→ DATA SUPPLIED:
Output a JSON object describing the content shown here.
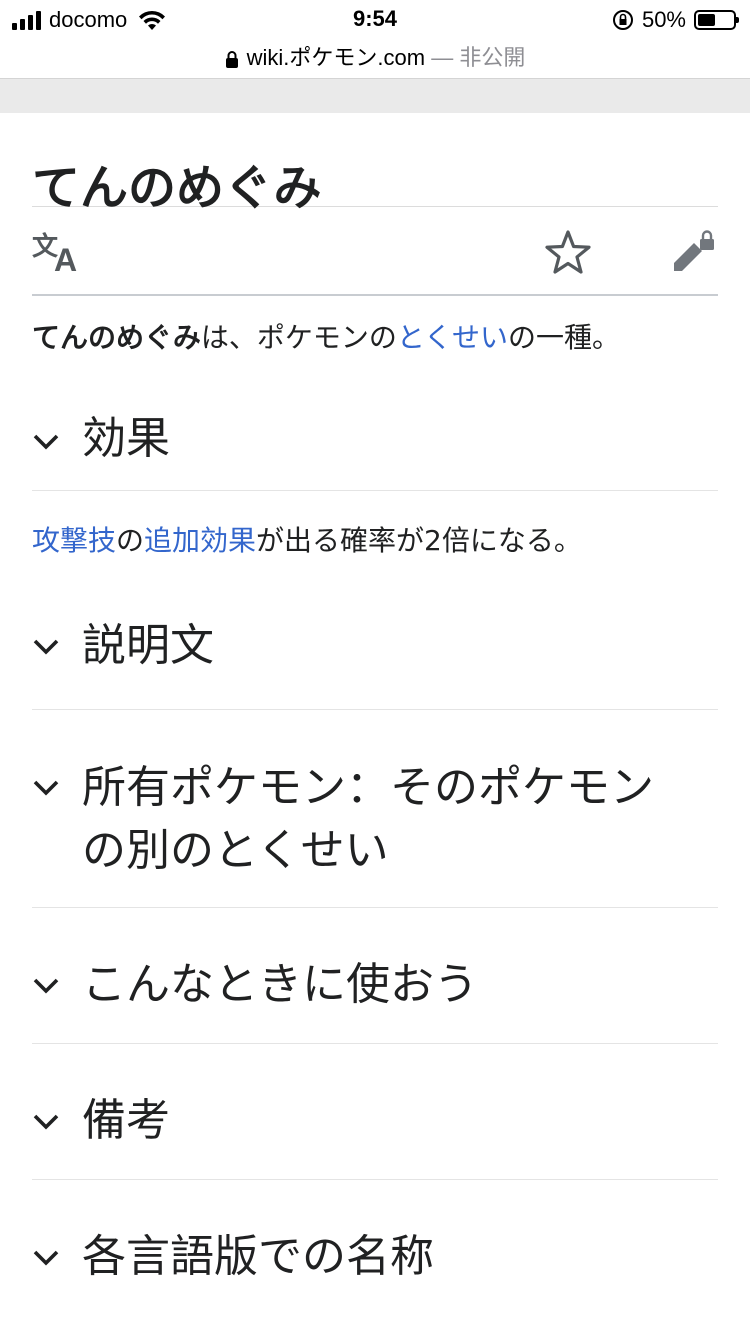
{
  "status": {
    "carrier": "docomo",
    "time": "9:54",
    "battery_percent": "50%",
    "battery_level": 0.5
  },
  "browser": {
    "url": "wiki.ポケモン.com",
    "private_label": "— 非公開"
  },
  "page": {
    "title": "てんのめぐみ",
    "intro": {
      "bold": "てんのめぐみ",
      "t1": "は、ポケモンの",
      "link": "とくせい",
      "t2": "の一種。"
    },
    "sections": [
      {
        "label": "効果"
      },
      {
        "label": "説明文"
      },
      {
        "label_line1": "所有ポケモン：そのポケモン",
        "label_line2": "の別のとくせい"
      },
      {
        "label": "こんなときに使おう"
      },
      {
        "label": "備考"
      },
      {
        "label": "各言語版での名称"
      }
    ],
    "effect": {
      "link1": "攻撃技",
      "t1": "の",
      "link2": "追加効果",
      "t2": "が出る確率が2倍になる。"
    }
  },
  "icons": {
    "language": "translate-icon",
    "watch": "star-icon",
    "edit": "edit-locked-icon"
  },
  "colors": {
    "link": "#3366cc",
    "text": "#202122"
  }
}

→ STATED PROBLEM:
Would you mind returning each entry above word for word, skipping the images?

→ RESULT FOR THIS EXERCISE:
Output a JSON object describing the content shown here.
{
  "status": {
    "carrier": "docomo",
    "time": "9:54",
    "battery_percent": "50%",
    "battery_level": 0.5
  },
  "browser": {
    "url": "wiki.ポケモン.com",
    "private_label": "— 非公開"
  },
  "page": {
    "title": "てんのめぐみ",
    "intro": {
      "bold": "てんのめぐみ",
      "t1": "は、ポケモンの",
      "link": "とくせい",
      "t2": "の一種。"
    },
    "sections": [
      {
        "label": "効果"
      },
      {
        "label": "説明文"
      },
      {
        "label_line1": "所有ポケモン：そのポケモン",
        "label_line2": "の別のとくせい"
      },
      {
        "label": "こんなときに使おう"
      },
      {
        "label": "備考"
      },
      {
        "label": "各言語版での名称"
      }
    ],
    "effect": {
      "link1": "攻撃技",
      "t1": "の",
      "link2": "追加効果",
      "t2": "が出る確率が2倍になる。"
    }
  },
  "icons": {
    "language": "translate-icon",
    "watch": "star-icon",
    "edit": "edit-locked-icon"
  },
  "colors": {
    "link": "#3366cc",
    "text": "#202122"
  }
}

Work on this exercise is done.